### Material supplied
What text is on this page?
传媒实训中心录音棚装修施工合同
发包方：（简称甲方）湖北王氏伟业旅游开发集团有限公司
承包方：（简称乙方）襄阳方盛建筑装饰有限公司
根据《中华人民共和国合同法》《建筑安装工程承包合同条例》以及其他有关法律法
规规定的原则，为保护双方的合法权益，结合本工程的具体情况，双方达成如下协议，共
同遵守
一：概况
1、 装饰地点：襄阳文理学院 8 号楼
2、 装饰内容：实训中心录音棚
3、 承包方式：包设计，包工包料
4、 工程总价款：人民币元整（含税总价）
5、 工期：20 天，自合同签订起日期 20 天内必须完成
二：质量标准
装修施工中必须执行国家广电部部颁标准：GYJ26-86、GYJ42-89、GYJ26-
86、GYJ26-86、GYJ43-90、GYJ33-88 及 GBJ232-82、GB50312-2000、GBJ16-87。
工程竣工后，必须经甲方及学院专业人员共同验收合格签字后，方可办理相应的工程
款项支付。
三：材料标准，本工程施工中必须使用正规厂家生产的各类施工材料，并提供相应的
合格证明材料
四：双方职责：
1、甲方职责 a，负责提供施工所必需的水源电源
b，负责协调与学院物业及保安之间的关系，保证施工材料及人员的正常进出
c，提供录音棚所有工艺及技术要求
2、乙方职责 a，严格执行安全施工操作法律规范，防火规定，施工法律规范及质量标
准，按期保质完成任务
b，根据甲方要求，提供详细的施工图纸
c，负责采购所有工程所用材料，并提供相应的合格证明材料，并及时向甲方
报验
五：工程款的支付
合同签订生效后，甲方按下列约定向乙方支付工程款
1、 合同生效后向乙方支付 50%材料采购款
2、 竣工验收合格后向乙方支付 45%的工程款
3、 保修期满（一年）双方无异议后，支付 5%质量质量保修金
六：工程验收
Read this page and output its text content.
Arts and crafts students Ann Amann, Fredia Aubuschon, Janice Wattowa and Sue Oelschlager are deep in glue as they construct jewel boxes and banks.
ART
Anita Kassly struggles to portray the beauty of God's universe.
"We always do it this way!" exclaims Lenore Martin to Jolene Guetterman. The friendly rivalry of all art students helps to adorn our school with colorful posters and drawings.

### Task description
Repeat all of the records above exactly as written.

### Correct output
What text is on this page?
传媒实训中心录音棚装修施工合同
发包方：（简称甲方）湖北王氏伟业旅游开发集团有限公司
承包方：（简称乙方）襄阳方盛建筑装饰有限公司
根据《中华人民共和国合同法》《建筑安装工程承包合同条例》以及其他有关法律法
规规定的原则，为保护双方的合法权益，结合本工程的具体情况，双方达成如下协议，共
同遵守
一：概况
1、 装饰地点：襄阳文理学院 8 号楼
2、 装饰内容：实训中心录音棚
3、 承包方式：包设计，包工包料
4、 工程总价款：人民币元整（含税总价）
5、 工期：20 天，自合同签订起日期 20 天内必须完成
二：质量标准
装修施工中必须执行国家广电部部颁标准：GYJ26-86、GYJ42-89、GYJ26-
86、GYJ26-86、GYJ43-90、GYJ33-88 及 GBJ232-82、GB50312-2000、GBJ16-87。
工程竣工后，必须经甲方及学院专业人员共同验收合格签字后，方可办理相应的工程
款项支付。
三：材料标准，本工程施工中必须使用正规厂家生产的各类施工材料，并提供相应的
合格证明材料
四：双方职责：
1、甲方职责 a，负责提供施工所必需的水源电源
b，负责协调与学院物业及保安之间的关系，保证施工材料及人员的正常进出
c，提供录音棚所有工艺及技术要求
2、乙方职责 a，严格执行安全施工操作法律规范，防火规定，施工法律规范及质量标
准，按期保质完成任务
b，根据甲方要求，提供详细的施工图纸
c，负责采购所有工程所用材料，并提供相应的合格证明材料，并及时向甲方
报验
五：工程款的支付
合同签订生效后，甲方按下列约定向乙方支付工程款
1、 合同生效后向乙方支付 50%材料采购款
2、 竣工验收合格后向乙方支付 45%的工程款
3、 保修期满（一年）双方无异议后，支付 5%质量质量保修金
六：工程验收
Read this page and output its text content.
Arts and crafts students Ann Amann, Fredia Aubuschon, Janice Wattowa and Sue Oelschlager are deep in glue as they construct jewel boxes and banks.
ART
Anita Kassly struggles to portray the beauty of God's universe.
"We always do it this way!" exclaims Lenore Martin to Jolene Guetterman. The friendly rivalry of all art students helps to adorn our school with colorful posters and drawings.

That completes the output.